◆ Required task:
Write out every line of the listing below, unchanged, from the first line to the last.

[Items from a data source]
######

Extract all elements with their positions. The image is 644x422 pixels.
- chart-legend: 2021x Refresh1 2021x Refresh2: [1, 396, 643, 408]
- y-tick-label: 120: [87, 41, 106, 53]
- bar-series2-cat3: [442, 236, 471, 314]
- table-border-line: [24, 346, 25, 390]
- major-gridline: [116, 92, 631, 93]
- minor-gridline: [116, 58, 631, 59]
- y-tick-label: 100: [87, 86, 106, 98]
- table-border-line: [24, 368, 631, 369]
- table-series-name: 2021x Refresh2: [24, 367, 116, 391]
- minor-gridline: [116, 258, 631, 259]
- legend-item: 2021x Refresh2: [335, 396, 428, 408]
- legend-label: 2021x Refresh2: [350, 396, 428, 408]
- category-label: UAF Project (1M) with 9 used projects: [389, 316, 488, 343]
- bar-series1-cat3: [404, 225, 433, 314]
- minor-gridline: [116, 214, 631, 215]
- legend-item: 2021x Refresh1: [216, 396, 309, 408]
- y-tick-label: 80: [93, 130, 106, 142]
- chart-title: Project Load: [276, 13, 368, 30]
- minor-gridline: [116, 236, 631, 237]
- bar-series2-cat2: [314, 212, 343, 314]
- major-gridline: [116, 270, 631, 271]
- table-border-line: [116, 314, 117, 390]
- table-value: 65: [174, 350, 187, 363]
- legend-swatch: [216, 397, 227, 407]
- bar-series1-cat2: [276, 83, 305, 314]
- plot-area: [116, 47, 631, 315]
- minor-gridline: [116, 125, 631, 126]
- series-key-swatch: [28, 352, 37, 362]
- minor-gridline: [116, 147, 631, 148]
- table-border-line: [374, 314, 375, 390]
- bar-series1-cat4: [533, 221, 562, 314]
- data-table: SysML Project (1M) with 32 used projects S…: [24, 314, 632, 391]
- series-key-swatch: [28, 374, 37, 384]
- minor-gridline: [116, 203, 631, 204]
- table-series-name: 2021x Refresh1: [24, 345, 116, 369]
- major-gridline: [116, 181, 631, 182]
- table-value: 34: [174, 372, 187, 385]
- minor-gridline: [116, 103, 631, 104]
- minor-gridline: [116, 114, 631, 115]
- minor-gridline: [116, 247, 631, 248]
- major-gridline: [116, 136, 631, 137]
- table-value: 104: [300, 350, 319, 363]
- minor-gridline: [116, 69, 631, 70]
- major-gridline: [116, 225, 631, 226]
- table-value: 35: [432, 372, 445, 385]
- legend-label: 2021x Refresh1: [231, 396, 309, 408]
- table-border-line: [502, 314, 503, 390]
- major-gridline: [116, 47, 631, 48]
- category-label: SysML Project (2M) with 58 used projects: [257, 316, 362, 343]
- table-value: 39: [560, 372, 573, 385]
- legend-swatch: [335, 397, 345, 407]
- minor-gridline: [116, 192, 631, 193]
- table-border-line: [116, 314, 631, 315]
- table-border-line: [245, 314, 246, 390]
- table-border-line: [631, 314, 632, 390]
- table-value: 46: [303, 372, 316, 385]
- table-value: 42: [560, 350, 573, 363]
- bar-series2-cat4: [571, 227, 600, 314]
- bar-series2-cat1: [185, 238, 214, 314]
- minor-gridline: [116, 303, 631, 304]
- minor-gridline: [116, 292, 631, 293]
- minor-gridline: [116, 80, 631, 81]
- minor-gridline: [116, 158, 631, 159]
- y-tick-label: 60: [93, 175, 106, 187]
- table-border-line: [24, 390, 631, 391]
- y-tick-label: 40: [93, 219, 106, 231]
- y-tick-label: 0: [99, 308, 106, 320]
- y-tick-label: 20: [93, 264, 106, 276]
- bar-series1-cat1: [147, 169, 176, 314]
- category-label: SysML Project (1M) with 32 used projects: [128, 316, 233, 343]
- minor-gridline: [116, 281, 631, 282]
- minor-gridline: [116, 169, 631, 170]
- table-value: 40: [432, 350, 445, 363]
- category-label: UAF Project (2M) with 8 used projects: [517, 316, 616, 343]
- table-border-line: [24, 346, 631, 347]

######

◆ Full solution:
Extract all elements with their positions. The image is 644x422 pixels.
- chart-legend: 2021x Refresh1 2021x Refresh2: [1, 396, 643, 408]
- y-tick-label: 120: [87, 41, 106, 53]
- bar-series2-cat3: [442, 236, 471, 314]
- table-border-line: [24, 346, 25, 390]
- major-gridline: [116, 92, 631, 93]
- minor-gridline: [116, 58, 631, 59]
- y-tick-label: 100: [87, 86, 106, 98]
- table-border-line: [24, 368, 631, 369]
- table-series-name: 2021x Refresh2: [24, 367, 116, 391]
- minor-gridline: [116, 258, 631, 259]
- legend-item: 2021x Refresh2: [335, 396, 428, 408]
- legend-label: 2021x Refresh2: [350, 396, 428, 408]
- category-label: UAF Project (1M) with 9 used projects: [389, 316, 488, 343]
- bar-series1-cat3: [404, 225, 433, 314]
- minor-gridline: [116, 214, 631, 215]
- legend-item: 2021x Refresh1: [216, 396, 309, 408]
- y-tick-label: 80: [93, 130, 106, 142]
- chart-title: Project Load: [276, 13, 368, 30]
- minor-gridline: [116, 236, 631, 237]
- bar-series2-cat2: [314, 212, 343, 314]
- major-gridline: [116, 270, 631, 271]
- table-border-line: [116, 314, 117, 390]
- table-value: 65: [174, 350, 187, 363]
- legend-swatch: [216, 397, 227, 407]
- bar-series1-cat2: [276, 83, 305, 314]
- plot-area: [116, 47, 631, 315]
- minor-gridline: [116, 125, 631, 126]
- series-key-swatch: [28, 352, 37, 362]
- minor-gridline: [116, 147, 631, 148]
- table-border-line: [374, 314, 375, 390]
- bar-series1-cat4: [533, 221, 562, 314]
- data-table: SysML Project (1M) with 32 used projects S…: [24, 314, 632, 391]
- series-key-swatch: [28, 374, 37, 384]
- minor-gridline: [116, 203, 631, 204]
- table-series-name: 2021x Refresh1: [24, 345, 116, 369]
- major-gridline: [116, 181, 631, 182]
- table-value: 34: [174, 372, 187, 385]
- minor-gridline: [116, 103, 631, 104]
- minor-gridline: [116, 114, 631, 115]
- minor-gridline: [116, 247, 631, 248]
- major-gridline: [116, 136, 631, 137]
- table-value: 104: [300, 350, 319, 363]
- minor-gridline: [116, 69, 631, 70]
- major-gridline: [116, 225, 631, 226]
- table-value: 35: [432, 372, 445, 385]
- legend-label: 2021x Refresh1: [231, 396, 309, 408]
- table-border-line: [502, 314, 503, 390]
- major-gridline: [116, 47, 631, 48]
- category-label: SysML Project (2M) with 58 used projects: [257, 316, 362, 343]
- table-value: 39: [560, 372, 573, 385]
- legend-swatch: [335, 397, 345, 407]
- minor-gridline: [116, 192, 631, 193]
- table-border-line: [116, 314, 631, 315]
- table-border-line: [245, 314, 246, 390]
- table-border-line: [631, 314, 632, 390]
- table-value: 46: [303, 372, 316, 385]
- table-value: 42: [560, 350, 573, 363]
- bar-series2-cat4: [571, 227, 600, 314]
- bar-series2-cat1: [185, 238, 214, 314]
- minor-gridline: [116, 303, 631, 304]
- minor-gridline: [116, 292, 631, 293]
- minor-gridline: [116, 80, 631, 81]
- minor-gridline: [116, 158, 631, 159]
- y-tick-label: 60: [93, 175, 106, 187]
- table-border-line: [24, 390, 631, 391]
- y-tick-label: 40: [93, 219, 106, 231]
- y-tick-label: 0: [99, 308, 106, 320]
- y-tick-label: 20: [93, 264, 106, 276]
- bar-series1-cat1: [147, 169, 176, 314]
- category-label: SysML Project (1M) with 32 used projects: [128, 316, 233, 343]
- minor-gridline: [116, 281, 631, 282]
- minor-gridline: [116, 169, 631, 170]
- table-value: 40: [432, 350, 445, 363]
- category-label: UAF Project (2M) with 8 used projects: [517, 316, 616, 343]
- table-border-line: [24, 346, 631, 347]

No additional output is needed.